• **Directions**
Your task is to filter the data below down to the lines holding "complete".

• **Saved data entries**
========================================================================

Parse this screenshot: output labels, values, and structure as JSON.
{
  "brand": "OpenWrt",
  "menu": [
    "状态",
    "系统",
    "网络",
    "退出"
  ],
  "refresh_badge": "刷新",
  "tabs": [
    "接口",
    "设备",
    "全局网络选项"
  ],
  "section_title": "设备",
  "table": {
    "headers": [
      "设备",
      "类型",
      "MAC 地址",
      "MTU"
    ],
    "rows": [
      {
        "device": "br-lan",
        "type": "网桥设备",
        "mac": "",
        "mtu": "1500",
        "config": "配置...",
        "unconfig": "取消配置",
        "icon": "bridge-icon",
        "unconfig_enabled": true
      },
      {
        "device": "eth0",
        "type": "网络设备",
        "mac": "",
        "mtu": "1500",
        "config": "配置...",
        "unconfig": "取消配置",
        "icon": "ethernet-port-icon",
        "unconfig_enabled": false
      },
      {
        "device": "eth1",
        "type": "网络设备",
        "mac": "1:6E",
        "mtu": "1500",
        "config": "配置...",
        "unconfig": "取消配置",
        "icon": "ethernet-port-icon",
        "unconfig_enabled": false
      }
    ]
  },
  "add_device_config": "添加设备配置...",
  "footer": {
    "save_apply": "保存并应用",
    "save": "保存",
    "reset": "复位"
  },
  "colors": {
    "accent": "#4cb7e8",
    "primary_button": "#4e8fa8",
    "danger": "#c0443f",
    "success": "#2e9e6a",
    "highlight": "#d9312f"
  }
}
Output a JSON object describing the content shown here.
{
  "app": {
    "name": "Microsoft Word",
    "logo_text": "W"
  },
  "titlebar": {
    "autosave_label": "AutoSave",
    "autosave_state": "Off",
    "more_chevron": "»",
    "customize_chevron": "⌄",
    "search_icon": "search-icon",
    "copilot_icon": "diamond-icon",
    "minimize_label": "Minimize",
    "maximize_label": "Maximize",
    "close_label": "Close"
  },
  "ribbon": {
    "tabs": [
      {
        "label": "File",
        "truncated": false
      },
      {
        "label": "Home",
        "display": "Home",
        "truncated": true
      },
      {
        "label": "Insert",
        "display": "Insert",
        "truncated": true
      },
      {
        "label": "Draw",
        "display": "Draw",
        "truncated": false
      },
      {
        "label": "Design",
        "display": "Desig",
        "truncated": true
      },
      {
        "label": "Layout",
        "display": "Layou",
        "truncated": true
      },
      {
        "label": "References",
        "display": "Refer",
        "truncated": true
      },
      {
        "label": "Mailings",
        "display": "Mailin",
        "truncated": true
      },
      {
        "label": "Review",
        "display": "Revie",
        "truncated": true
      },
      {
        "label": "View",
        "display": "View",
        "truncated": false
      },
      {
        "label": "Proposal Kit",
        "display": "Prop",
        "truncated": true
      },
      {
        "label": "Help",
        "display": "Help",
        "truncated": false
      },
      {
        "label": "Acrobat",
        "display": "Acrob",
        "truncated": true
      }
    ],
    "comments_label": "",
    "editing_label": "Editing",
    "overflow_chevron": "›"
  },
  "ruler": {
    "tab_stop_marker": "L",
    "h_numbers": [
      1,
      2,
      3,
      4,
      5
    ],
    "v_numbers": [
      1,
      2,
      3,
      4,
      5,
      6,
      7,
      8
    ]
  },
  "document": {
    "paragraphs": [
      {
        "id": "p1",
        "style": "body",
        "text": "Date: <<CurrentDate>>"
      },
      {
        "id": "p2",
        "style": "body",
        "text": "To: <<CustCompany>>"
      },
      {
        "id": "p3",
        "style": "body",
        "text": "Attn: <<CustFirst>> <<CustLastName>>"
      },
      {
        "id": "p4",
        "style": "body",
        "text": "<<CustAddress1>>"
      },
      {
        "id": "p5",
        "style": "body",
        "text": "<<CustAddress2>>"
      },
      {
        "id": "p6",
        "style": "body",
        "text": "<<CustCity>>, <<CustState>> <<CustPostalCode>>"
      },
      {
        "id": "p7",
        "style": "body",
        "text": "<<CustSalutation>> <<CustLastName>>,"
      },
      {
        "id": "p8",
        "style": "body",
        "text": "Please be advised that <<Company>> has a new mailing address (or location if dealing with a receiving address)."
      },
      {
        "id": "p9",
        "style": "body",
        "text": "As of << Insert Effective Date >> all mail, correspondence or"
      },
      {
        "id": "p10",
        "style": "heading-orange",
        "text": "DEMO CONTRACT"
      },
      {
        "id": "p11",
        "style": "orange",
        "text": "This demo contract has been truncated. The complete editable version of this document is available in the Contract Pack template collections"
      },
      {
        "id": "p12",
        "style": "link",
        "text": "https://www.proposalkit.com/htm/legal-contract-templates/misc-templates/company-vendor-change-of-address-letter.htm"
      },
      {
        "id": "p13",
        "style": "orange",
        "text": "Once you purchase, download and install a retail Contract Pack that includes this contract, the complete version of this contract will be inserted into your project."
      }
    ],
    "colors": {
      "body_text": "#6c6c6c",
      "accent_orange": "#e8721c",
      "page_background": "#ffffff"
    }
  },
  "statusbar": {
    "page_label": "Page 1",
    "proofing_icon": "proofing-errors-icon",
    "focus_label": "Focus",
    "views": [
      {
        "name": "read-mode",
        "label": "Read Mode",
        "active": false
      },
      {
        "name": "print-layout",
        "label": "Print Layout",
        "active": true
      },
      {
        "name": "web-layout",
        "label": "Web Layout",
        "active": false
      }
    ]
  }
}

========================================================================

• **Expected output**
        "text": "This demo contract has been truncated. The complete editable version of this document is available in the Contract Pack template collections"
        "text": "Once you purchase, download and install a retail Contract Pack that includes this contract, the complete version of this contract will be inserted into your project."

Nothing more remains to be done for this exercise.